#### OBJECTIVE:
Each record is to be printed again precisely as it reads.

#### STORED DATA:
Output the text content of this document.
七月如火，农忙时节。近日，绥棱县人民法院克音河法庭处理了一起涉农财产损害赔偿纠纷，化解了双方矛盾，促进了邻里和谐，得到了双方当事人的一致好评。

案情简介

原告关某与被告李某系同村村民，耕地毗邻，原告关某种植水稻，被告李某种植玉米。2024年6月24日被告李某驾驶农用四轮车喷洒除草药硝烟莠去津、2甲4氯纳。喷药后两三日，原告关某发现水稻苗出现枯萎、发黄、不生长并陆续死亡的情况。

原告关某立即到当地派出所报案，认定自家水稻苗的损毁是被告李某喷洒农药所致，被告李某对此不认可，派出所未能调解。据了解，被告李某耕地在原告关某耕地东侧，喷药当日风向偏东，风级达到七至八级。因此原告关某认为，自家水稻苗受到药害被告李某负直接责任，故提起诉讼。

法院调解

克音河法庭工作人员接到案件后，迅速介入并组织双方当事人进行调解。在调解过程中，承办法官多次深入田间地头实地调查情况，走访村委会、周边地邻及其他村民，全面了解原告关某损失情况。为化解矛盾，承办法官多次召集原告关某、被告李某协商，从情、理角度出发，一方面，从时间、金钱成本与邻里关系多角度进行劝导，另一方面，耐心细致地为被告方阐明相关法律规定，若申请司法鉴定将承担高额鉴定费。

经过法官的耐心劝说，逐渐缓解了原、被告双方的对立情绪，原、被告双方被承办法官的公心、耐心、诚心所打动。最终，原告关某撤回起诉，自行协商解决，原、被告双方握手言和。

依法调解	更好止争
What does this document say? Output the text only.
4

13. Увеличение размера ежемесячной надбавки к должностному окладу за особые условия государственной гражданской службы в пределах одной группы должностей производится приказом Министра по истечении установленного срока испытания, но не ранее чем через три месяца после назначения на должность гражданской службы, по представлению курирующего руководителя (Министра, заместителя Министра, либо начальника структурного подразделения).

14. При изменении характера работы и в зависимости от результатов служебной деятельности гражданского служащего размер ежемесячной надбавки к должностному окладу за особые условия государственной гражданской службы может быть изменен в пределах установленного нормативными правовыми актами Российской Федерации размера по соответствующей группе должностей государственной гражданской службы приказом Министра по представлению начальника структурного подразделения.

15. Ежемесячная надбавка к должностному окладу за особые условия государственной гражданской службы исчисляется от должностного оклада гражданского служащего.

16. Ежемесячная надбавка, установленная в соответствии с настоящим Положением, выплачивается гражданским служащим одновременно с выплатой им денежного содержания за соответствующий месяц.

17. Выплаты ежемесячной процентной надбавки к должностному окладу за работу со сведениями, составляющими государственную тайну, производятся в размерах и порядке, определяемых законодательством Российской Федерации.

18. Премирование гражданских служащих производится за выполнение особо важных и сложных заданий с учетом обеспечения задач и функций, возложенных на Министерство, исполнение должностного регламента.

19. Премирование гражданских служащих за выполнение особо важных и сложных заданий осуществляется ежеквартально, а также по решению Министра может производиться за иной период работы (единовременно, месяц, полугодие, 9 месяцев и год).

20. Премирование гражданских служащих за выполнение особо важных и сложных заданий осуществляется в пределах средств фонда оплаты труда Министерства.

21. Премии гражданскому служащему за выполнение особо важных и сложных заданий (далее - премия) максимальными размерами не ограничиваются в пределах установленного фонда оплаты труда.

#### SOLUTION FOR THIS PROBLEM:
Output the text content of this document.
七月如火，农忙时节。近日，绥棱县人民法院克音河法庭处理了一起涉农财产损害赔偿纠纷，化解了双方矛盾，促进了邻里和谐，得到了双方当事人的一致好评。

案情简介

原告关某与被告李某系同村村民，耕地毗邻，原告关某种植水稻，被告李某种植玉米。2024年6月24日被告李某驾驶农用四轮车喷洒除草药硝烟莠去津、2甲4氯纳。喷药后两三日，原告关某发现水稻苗出现枯萎、发黄、不生长并陆续死亡的情况。

原告关某立即到当地派出所报案，认定自家水稻苗的损毁是被告李某喷洒农药所致，被告李某对此不认可，派出所未能调解。据了解，被告李某耕地在原告关某耕地东侧，喷药当日风向偏东，风级达到七至八级。因此原告关某认为，自家水稻苗受到药害被告李某负直接责任，故提起诉讼。

法院调解

克音河法庭工作人员接到案件后，迅速介入并组织双方当事人进行调解。在调解过程中，承办法官多次深入田间地头实地调查情况，走访村委会、周边地邻及其他村民，全面了解原告关某损失情况。为化解矛盾，承办法官多次召集原告关某、被告李某协商，从情、理角度出发，一方面，从时间、金钱成本与邻里关系多角度进行劝导，另一方面，耐心细致地为被告方阐明相关法律规定，若申请司法鉴定将承担高额鉴定费。

经过法官的耐心劝说，逐渐缓解了原、被告双方的对立情绪，原、被告双方被承办法官的公心、耐心、诚心所打动。最终，原告关某撤回起诉，自行协商解决，原、被告双方握手言和。

依法调解	更好止争
What does this document say? Output the text only.
4

13. Увеличение размера ежемесячной надбавки к должностному окладу за особые условия государственной гражданской службы в пределах одной группы должностей производится приказом Министра по истечении установленного срока испытания, но не ранее чем через три месяца после назначения на должность гражданской службы, по представлению курирующего руководителя (Министра, заместителя Министра, либо начальника структурного подразделения).

14. При изменении характера работы и в зависимости от результатов служебной деятельности гражданского служащего размер ежемесячной надбавки к должностному окладу за особые условия государственной гражданской службы может быть изменен в пределах установленного нормативными правовыми актами Российской Федерации размера по соответствующей группе должностей государственной гражданской службы приказом Министра по представлению начальника структурного подразделения.

15. Ежемесячная надбавка к должностному окладу за особые условия государственной гражданской службы исчисляется от должностного оклада гражданского служащего.

16. Ежемесячная надбавка, установленная в соответствии с настоящим Положением, выплачивается гражданским служащим одновременно с выплатой им денежного содержания за соответствующий месяц.

17. Выплаты ежемесячной процентной надбавки к должностному окладу за работу со сведениями, составляющими государственную тайну, производятся в размерах и порядке, определяемых законодательством Российской Федерации.

18. Премирование гражданских служащих производится за выполнение особо важных и сложных заданий с учетом обеспечения задач и функций, возложенных на Министерство, исполнение должностного регламента.

19. Премирование гражданских служащих за выполнение особо важных и сложных заданий осуществляется ежеквартально, а также по решению Министра может производиться за иной период работы (единовременно, месяц, полугодие, 9 месяцев и год).

20. Премирование гражданских служащих за выполнение особо важных и сложных заданий осуществляется в пределах средств фонда оплаты труда Министерства.

21. Премии гражданскому служащему за выполнение особо важных и сложных заданий (далее - премия) максимальными размерами не ограничиваются в пределах установленного фонда оплаты труда.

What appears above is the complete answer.